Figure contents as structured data
= = = = = = =

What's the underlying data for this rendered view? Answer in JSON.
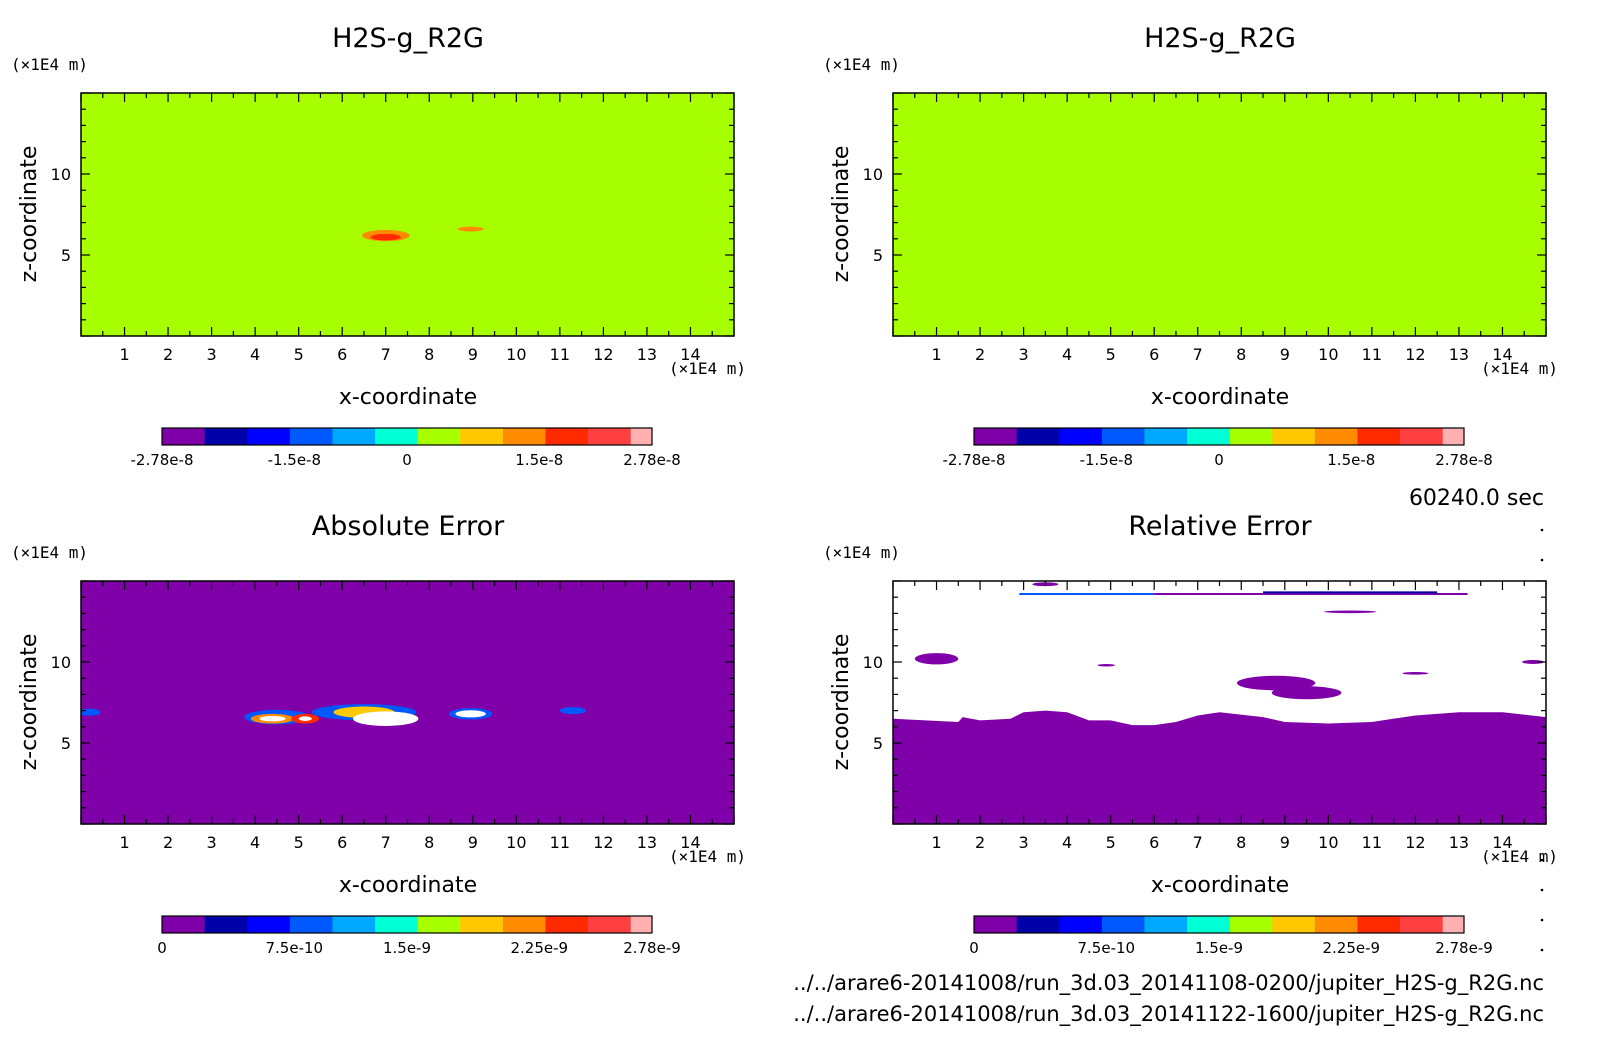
{
  "time_label": "60240.0 sec",
  "file_lines": [
    "../../arare6-20141008/run_3d.03_20141108-0200/jupiter_H2S-g_R2G.nc",
    "../../arare6-20141008/run_3d.03_20141122-1600/jupiter_H2S-g_R2G.nc"
  ],
  "chart_data": [
    {
      "type": "heatmap",
      "title": "H2S-g_R2G",
      "xlabel": "x-coordinate",
      "ylabel": "z-coordinate",
      "x_unit": "(×1E4 m)",
      "y_unit": "(×1E4 m)",
      "xlim": [
        0,
        15
      ],
      "ylim": [
        0,
        15
      ],
      "xticks": [
        "1",
        "2",
        "3",
        "4",
        "5",
        "6",
        "7",
        "8",
        "9",
        "10",
        "11",
        "12",
        "13",
        "14"
      ],
      "yticks": [
        "5",
        "10"
      ],
      "background": "#a8ff00",
      "features": [
        {
          "x": 7.0,
          "z": 6.2,
          "rx": 0.55,
          "rz": 0.35,
          "color": "#ff8c00",
          "level": 1.2e-08
        },
        {
          "x": 7.0,
          "z": 6.1,
          "rx": 0.35,
          "rz": 0.2,
          "color": "#ff2a00",
          "level": 2e-08
        },
        {
          "x": 8.95,
          "z": 6.6,
          "rx": 0.3,
          "rz": 0.15,
          "color": "#ff8c00",
          "level": 1.2e-08
        }
      ],
      "colorbar": {
        "colors": [
          "#7f00a8",
          "#0000a8",
          "#0000ff",
          "#0058ff",
          "#00a8ff",
          "#00ffd5",
          "#a8ff00",
          "#ffc800",
          "#ff8c00",
          "#ff2a00",
          "#ff4040",
          "#ffb0b0"
        ],
        "labels": [
          "-2.78e-8",
          "-1.5e-8",
          "0",
          "1.5e-8",
          "2.78e-8"
        ]
      }
    },
    {
      "type": "heatmap",
      "title": "H2S-g_R2G",
      "xlabel": "x-coordinate",
      "ylabel": "z-coordinate",
      "x_unit": "(×1E4 m)",
      "y_unit": "(×1E4 m)",
      "xlim": [
        0,
        15
      ],
      "ylim": [
        0,
        15
      ],
      "xticks": [
        "1",
        "2",
        "3",
        "4",
        "5",
        "6",
        "7",
        "8",
        "9",
        "10",
        "11",
        "12",
        "13",
        "14"
      ],
      "yticks": [
        "5",
        "10"
      ],
      "background": "#a8ff00",
      "features": [],
      "colorbar": {
        "colors": [
          "#7f00a8",
          "#0000a8",
          "#0000ff",
          "#0058ff",
          "#00a8ff",
          "#00ffd5",
          "#a8ff00",
          "#ffc800",
          "#ff8c00",
          "#ff2a00",
          "#ff4040",
          "#ffb0b0"
        ],
        "labels": [
          "-2.78e-8",
          "-1.5e-8",
          "0",
          "1.5e-8",
          "2.78e-8"
        ]
      }
    },
    {
      "type": "heatmap",
      "title": "Absolute Error",
      "xlabel": "x-coordinate",
      "ylabel": "z-coordinate",
      "x_unit": "(×1E4 m)",
      "y_unit": "(×1E4 m)",
      "xlim": [
        0,
        15
      ],
      "ylim": [
        0,
        15
      ],
      "xticks": [
        "1",
        "2",
        "3",
        "4",
        "5",
        "6",
        "7",
        "8",
        "9",
        "10",
        "11",
        "12",
        "13",
        "14"
      ],
      "yticks": [
        "5",
        "10"
      ],
      "background": "#7f00a8",
      "features": [
        {
          "x": 4.5,
          "z": 6.6,
          "rx": 0.75,
          "rz": 0.45,
          "color": "#0058ff",
          "level": 5e-10
        },
        {
          "x": 4.4,
          "z": 6.5,
          "rx": 0.5,
          "rz": 0.3,
          "color": "#ff8c00",
          "level": 2e-09
        },
        {
          "x": 4.4,
          "z": 6.5,
          "rx": 0.3,
          "rz": 0.17,
          "color": "#ffffff",
          "level": 2.8e-09
        },
        {
          "x": 5.15,
          "z": 6.5,
          "rx": 0.32,
          "rz": 0.3,
          "color": "#ff2a00",
          "level": 2.4e-09
        },
        {
          "x": 5.15,
          "z": 6.5,
          "rx": 0.15,
          "rz": 0.14,
          "color": "#ffffff",
          "level": 2.8e-09
        },
        {
          "x": 6.5,
          "z": 6.9,
          "rx": 1.2,
          "rz": 0.5,
          "color": "#0058ff",
          "level": 5e-10
        },
        {
          "x": 6.5,
          "z": 6.9,
          "rx": 0.7,
          "rz": 0.35,
          "color": "#ffc800",
          "level": 1.8e-09
        },
        {
          "x": 7.0,
          "z": 6.5,
          "rx": 0.75,
          "rz": 0.45,
          "color": "#ffffff",
          "level": 2.8e-09
        },
        {
          "x": 8.95,
          "z": 6.8,
          "rx": 0.5,
          "rz": 0.35,
          "color": "#0058ff",
          "level": 5e-10
        },
        {
          "x": 8.95,
          "z": 6.8,
          "rx": 0.35,
          "rz": 0.22,
          "color": "#ffffff",
          "level": 2.8e-09
        },
        {
          "x": 11.3,
          "z": 7.0,
          "rx": 0.3,
          "rz": 0.22,
          "color": "#0058ff",
          "level": 5e-10
        },
        {
          "x": 0.2,
          "z": 6.9,
          "rx": 0.25,
          "rz": 0.22,
          "color": "#0058ff",
          "level": 5e-10
        }
      ],
      "colorbar": {
        "colors": [
          "#7f00a8",
          "#0000a8",
          "#0000ff",
          "#0058ff",
          "#00a8ff",
          "#00ffd5",
          "#a8ff00",
          "#ffc800",
          "#ff8c00",
          "#ff2a00",
          "#ff4040",
          "#ffb0b0"
        ],
        "labels": [
          "0",
          "7.5e-10",
          "1.5e-9",
          "2.25e-9",
          "2.78e-9"
        ]
      }
    },
    {
      "type": "heatmap",
      "title": "Relative Error",
      "xlabel": "x-coordinate",
      "ylabel": "z-coordinate",
      "x_unit": "(×1E4 m)",
      "y_unit": "(×1E4 m)",
      "xlim": [
        0,
        15
      ],
      "ylim": [
        0,
        15
      ],
      "xticks": [
        "1",
        "2",
        "3",
        "4",
        "5",
        "6",
        "7",
        "8",
        "9",
        "10",
        "11",
        "12",
        "13",
        "14"
      ],
      "yticks": [
        "5",
        "10"
      ],
      "background": "#ffffff",
      "lower_region": {
        "color": "#7f00a8",
        "boundary": [
          [
            0,
            6.5
          ],
          [
            1.5,
            6.3
          ],
          [
            1.6,
            6.6
          ],
          [
            2.0,
            6.4
          ],
          [
            2.7,
            6.5
          ],
          [
            3.0,
            6.9
          ],
          [
            3.5,
            7.0
          ],
          [
            4.0,
            6.9
          ],
          [
            4.5,
            6.4
          ],
          [
            5.0,
            6.4
          ],
          [
            5.5,
            6.1
          ],
          [
            6.0,
            6.1
          ],
          [
            6.5,
            6.3
          ],
          [
            7.0,
            6.7
          ],
          [
            7.5,
            6.9
          ],
          [
            8.5,
            6.6
          ],
          [
            9.0,
            6.3
          ],
          [
            10.0,
            6.2
          ],
          [
            11.0,
            6.3
          ],
          [
            12.0,
            6.7
          ],
          [
            13.0,
            6.9
          ],
          [
            14.0,
            6.9
          ],
          [
            15.0,
            6.6
          ]
        ]
      },
      "features": [
        {
          "x": 1.0,
          "z": 10.2,
          "rx": 0.5,
          "rz": 0.35,
          "color": "#7f00a8",
          "level": 0
        },
        {
          "x": 8.8,
          "z": 8.7,
          "rx": 0.9,
          "rz": 0.45,
          "color": "#7f00a8",
          "level": 0
        },
        {
          "x": 9.5,
          "z": 8.1,
          "rx": 0.8,
          "rz": 0.4,
          "color": "#7f00a8",
          "level": 0
        },
        {
          "x": 14.7,
          "z": 10.0,
          "rx": 0.25,
          "rz": 0.12,
          "color": "#7f00a8",
          "level": 0
        },
        {
          "x": 10.5,
          "z": 13.1,
          "rx": 0.6,
          "rz": 0.08,
          "color": "#7f00a8",
          "level": 0
        },
        {
          "x": 3.5,
          "z": 14.8,
          "rx": 0.3,
          "rz": 0.12,
          "color": "#7f00a8",
          "level": 0
        },
        {
          "x": 4.9,
          "z": 9.8,
          "rx": 0.2,
          "rz": 0.08,
          "color": "#7f00a8",
          "level": 0
        },
        {
          "x": 12.0,
          "z": 9.3,
          "rx": 0.3,
          "rz": 0.08,
          "color": "#7f00a8",
          "level": 0
        }
      ],
      "top_lines": [
        {
          "x0": 2.9,
          "x1": 6.0,
          "z": 14.2,
          "color": "#0058ff"
        },
        {
          "x0": 6.0,
          "x1": 13.2,
          "z": 14.2,
          "color": "#7f00a8"
        },
        {
          "x0": 8.5,
          "x1": 12.5,
          "z": 14.3,
          "color": "#0000a8"
        }
      ],
      "colorbar": {
        "colors": [
          "#7f00a8",
          "#0000a8",
          "#0000ff",
          "#0058ff",
          "#00a8ff",
          "#00ffd5",
          "#a8ff00",
          "#ffc800",
          "#ff8c00",
          "#ff2a00",
          "#ff4040",
          "#ffb0b0"
        ],
        "labels": [
          "0",
          "7.5e-10",
          "1.5e-9",
          "2.25e-9",
          "2.78e-9"
        ]
      }
    }
  ]
}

= = = = = = =

» **Instruction**
From the entries above, list each line with "title" in it.

» **Exercise result**
      "title": "H2S-g_R2G",
      "title": "H2S-g_R2G",
      "title": "Absolute Error",
      "title": "Relative Error",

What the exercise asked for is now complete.